** The data **
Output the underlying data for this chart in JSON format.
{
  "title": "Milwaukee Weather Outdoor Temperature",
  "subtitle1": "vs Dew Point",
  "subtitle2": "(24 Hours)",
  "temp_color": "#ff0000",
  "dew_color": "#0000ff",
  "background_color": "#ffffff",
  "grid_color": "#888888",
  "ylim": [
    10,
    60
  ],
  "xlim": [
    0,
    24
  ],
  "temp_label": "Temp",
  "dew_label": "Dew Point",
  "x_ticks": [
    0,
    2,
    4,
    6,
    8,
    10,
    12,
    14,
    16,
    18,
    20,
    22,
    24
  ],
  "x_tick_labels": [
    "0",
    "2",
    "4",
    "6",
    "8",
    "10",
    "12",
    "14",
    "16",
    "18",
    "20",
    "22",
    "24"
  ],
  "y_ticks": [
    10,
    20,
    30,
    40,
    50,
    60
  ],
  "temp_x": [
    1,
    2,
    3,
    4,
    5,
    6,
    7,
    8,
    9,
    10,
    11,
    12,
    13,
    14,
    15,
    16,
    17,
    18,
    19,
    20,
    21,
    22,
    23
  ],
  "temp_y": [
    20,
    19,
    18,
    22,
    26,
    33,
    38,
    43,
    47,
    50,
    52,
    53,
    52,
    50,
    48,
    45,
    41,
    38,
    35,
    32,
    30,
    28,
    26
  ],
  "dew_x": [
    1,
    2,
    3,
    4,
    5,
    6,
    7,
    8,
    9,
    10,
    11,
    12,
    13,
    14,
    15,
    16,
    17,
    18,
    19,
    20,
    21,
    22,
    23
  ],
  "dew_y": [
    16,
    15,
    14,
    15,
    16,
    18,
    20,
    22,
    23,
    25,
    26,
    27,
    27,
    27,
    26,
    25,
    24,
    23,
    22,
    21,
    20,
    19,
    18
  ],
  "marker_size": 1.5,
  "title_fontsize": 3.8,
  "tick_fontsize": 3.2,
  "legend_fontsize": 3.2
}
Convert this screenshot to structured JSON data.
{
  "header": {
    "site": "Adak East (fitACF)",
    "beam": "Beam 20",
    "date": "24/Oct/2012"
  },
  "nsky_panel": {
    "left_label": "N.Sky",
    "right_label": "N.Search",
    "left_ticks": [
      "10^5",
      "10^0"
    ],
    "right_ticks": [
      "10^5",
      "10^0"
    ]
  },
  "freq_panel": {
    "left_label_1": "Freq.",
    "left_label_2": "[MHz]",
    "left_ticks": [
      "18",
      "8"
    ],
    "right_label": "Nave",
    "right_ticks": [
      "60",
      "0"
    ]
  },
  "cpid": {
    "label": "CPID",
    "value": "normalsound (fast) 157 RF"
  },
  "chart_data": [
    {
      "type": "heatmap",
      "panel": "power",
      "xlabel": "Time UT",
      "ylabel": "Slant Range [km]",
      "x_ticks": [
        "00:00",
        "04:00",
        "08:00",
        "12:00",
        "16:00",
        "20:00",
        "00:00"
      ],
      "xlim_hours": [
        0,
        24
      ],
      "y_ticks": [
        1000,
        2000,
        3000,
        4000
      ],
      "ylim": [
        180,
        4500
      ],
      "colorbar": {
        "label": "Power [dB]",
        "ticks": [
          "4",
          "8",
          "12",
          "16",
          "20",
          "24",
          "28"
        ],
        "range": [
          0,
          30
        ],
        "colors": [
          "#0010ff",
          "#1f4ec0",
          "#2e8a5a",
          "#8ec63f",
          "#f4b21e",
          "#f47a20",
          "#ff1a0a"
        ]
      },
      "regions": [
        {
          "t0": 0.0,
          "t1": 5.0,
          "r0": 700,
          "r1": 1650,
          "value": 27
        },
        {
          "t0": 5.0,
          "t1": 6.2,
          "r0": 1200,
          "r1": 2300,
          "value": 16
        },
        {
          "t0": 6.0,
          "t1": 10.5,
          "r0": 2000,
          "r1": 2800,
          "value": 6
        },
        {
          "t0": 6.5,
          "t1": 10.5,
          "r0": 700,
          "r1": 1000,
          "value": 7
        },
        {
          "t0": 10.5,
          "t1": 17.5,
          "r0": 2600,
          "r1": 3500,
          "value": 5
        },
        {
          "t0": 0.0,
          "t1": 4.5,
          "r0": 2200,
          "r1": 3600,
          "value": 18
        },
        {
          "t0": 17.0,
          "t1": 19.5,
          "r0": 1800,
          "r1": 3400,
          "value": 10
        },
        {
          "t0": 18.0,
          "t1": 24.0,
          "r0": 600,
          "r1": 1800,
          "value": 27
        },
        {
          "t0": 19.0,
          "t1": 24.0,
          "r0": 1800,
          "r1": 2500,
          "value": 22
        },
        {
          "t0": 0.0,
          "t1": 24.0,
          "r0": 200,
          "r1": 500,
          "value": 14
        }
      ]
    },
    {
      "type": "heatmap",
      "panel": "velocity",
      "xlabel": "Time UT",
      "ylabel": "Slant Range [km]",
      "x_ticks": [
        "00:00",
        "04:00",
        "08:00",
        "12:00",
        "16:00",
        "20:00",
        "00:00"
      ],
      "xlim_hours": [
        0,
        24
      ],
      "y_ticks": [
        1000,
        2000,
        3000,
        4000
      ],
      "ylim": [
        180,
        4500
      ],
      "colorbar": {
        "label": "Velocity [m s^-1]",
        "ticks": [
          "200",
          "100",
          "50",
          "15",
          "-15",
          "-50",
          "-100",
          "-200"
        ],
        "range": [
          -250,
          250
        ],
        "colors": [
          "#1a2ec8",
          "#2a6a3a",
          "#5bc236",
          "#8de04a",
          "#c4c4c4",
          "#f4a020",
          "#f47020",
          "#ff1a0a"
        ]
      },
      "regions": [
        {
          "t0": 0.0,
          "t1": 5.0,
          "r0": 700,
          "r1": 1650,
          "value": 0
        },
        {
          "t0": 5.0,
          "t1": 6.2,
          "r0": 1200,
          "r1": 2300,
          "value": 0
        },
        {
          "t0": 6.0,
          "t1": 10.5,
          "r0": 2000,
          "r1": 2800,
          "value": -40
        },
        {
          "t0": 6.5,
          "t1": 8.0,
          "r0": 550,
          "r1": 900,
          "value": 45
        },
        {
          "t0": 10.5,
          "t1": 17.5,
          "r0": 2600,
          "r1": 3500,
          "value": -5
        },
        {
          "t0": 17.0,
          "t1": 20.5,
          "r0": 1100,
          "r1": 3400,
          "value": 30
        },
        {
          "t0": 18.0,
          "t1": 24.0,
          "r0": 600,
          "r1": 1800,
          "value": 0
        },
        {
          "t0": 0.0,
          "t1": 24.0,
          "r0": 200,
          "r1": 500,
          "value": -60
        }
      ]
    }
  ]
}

** Written request **
Retype all the material above precisely, with no line left out.

** The response **
Output the underlying data for this chart in JSON format.
{
  "title": "Milwaukee Weather Outdoor Temperature",
  "subtitle1": "vs Dew Point",
  "subtitle2": "(24 Hours)",
  "temp_color": "#ff0000",
  "dew_color": "#0000ff",
  "background_color": "#ffffff",
  "grid_color": "#888888",
  "ylim": [
    10,
    60
  ],
  "xlim": [
    0,
    24
  ],
  "temp_label": "Temp",
  "dew_label": "Dew Point",
  "x_ticks": [
    0,
    2,
    4,
    6,
    8,
    10,
    12,
    14,
    16,
    18,
    20,
    22,
    24
  ],
  "x_tick_labels": [
    "0",
    "2",
    "4",
    "6",
    "8",
    "10",
    "12",
    "14",
    "16",
    "18",
    "20",
    "22",
    "24"
  ],
  "y_ticks": [
    10,
    20,
    30,
    40,
    50,
    60
  ],
  "temp_x": [
    1,
    2,
    3,
    4,
    5,
    6,
    7,
    8,
    9,
    10,
    11,
    12,
    13,
    14,
    15,
    16,
    17,
    18,
    19,
    20,
    21,
    22,
    23
  ],
  "temp_y": [
    20,
    19,
    18,
    22,
    26,
    33,
    38,
    43,
    47,
    50,
    52,
    53,
    52,
    50,
    48,
    45,
    41,
    38,
    35,
    32,
    30,
    28,
    26
  ],
  "dew_x": [
    1,
    2,
    3,
    4,
    5,
    6,
    7,
    8,
    9,
    10,
    11,
    12,
    13,
    14,
    15,
    16,
    17,
    18,
    19,
    20,
    21,
    22,
    23
  ],
  "dew_y": [
    16,
    15,
    14,
    15,
    16,
    18,
    20,
    22,
    23,
    25,
    26,
    27,
    27,
    27,
    26,
    25,
    24,
    23,
    22,
    21,
    20,
    19,
    18
  ],
  "marker_size": 1.5,
  "title_fontsize": 3.8,
  "tick_fontsize": 3.2,
  "legend_fontsize": 3.2
}
Convert this screenshot to structured JSON data.
{
  "header": {
    "site": "Adak East (fitACF)",
    "beam": "Beam 20",
    "date": "24/Oct/2012"
  },
  "nsky_panel": {
    "left_label": "N.Sky",
    "right_label": "N.Search",
    "left_ticks": [
      "10^5",
      "10^0"
    ],
    "right_ticks": [
      "10^5",
      "10^0"
    ]
  },
  "freq_panel": {
    "left_label_1": "Freq.",
    "left_label_2": "[MHz]",
    "left_ticks": [
      "18",
      "8"
    ],
    "right_label": "Nave",
    "right_ticks": [
      "60",
      "0"
    ]
  },
  "cpid": {
    "label": "CPID",
    "value": "normalsound (fast) 157 RF"
  },
  "chart_data": [
    {
      "type": "heatmap",
      "panel": "power",
      "xlabel": "Time UT",
      "ylabel": "Slant Range [km]",
      "x_ticks": [
        "00:00",
        "04:00",
        "08:00",
        "12:00",
        "16:00",
        "20:00",
        "00:00"
      ],
      "xlim_hours": [
        0,
        24
      ],
      "y_ticks": [
        1000,
        2000,
        3000,
        4000
      ],
      "ylim": [
        180,
        4500
      ],
      "colorbar": {
        "label": "Power [dB]",
        "ticks": [
          "4",
          "8",
          "12",
          "16",
          "20",
          "24",
          "28"
        ],
        "range": [
          0,
          30
        ],
        "colors": [
          "#0010ff",
          "#1f4ec0",
          "#2e8a5a",
          "#8ec63f",
          "#f4b21e",
          "#f47a20",
          "#ff1a0a"
        ]
      },
      "regions": [
        {
          "t0": 0.0,
          "t1": 5.0,
          "r0": 700,
          "r1": 1650,
          "value": 27
        },
        {
          "t0": 5.0,
          "t1": 6.2,
          "r0": 1200,
          "r1": 2300,
          "value": 16
        },
        {
          "t0": 6.0,
          "t1": 10.5,
          "r0": 2000,
          "r1": 2800,
          "value": 6
        },
        {
          "t0": 6.5,
          "t1": 10.5,
          "r0": 700,
          "r1": 1000,
          "value": 7
        },
        {
          "t0": 10.5,
          "t1": 17.5,
          "r0": 2600,
          "r1": 3500,
          "value": 5
        },
        {
          "t0": 0.0,
          "t1": 4.5,
          "r0": 2200,
          "r1": 3600,
          "value": 18
        },
        {
          "t0": 17.0,
          "t1": 19.5,
          "r0": 1800,
          "r1": 3400,
          "value": 10
        },
        {
          "t0": 18.0,
          "t1": 24.0,
          "r0": 600,
          "r1": 1800,
          "value": 27
        },
        {
          "t0": 19.0,
          "t1": 24.0,
          "r0": 1800,
          "r1": 2500,
          "value": 22
        },
        {
          "t0": 0.0,
          "t1": 24.0,
          "r0": 200,
          "r1": 500,
          "value": 14
        }
      ]
    },
    {
      "type": "heatmap",
      "panel": "velocity",
      "xlabel": "Time UT",
      "ylabel": "Slant Range [km]",
      "x_ticks": [
        "00:00",
        "04:00",
        "08:00",
        "12:00",
        "16:00",
        "20:00",
        "00:00"
      ],
      "xlim_hours": [
        0,
        24
      ],
      "y_ticks": [
        1000,
        2000,
        3000,
        4000
      ],
      "ylim": [
        180,
        4500
      ],
      "colorbar": {
        "label": "Velocity [m s^-1]",
        "ticks": [
          "200",
          "100",
          "50",
          "15",
          "-15",
          "-50",
          "-100",
          "-200"
        ],
        "range": [
          -250,
          250
        ],
        "colors": [
          "#1a2ec8",
          "#2a6a3a",
          "#5bc236",
          "#8de04a",
          "#c4c4c4",
          "#f4a020",
          "#f47020",
          "#ff1a0a"
        ]
      },
      "regions": [
        {
          "t0": 0.0,
          "t1": 5.0,
          "r0": 700,
          "r1": 1650,
          "value": 0
        },
        {
          "t0": 5.0,
          "t1": 6.2,
          "r0": 1200,
          "r1": 2300,
          "value": 0
        },
        {
          "t0": 6.0,
          "t1": 10.5,
          "r0": 2000,
          "r1": 2800,
          "value": -40
        },
        {
          "t0": 6.5,
          "t1": 8.0,
          "r0": 550,
          "r1": 900,
          "value": 45
        },
        {
          "t0": 10.5,
          "t1": 17.5,
          "r0": 2600,
          "r1": 3500,
          "value": -5
        },
        {
          "t0": 17.0,
          "t1": 20.5,
          "r0": 1100,
          "r1": 3400,
          "value": 30
        },
        {
          "t0": 18.0,
          "t1": 24.0,
          "r0": 600,
          "r1": 1800,
          "value": 0
        },
        {
          "t0": 0.0,
          "t1": 24.0,
          "r0": 200,
          "r1": 500,
          "value": -60
        }
      ]
    }
  ]
}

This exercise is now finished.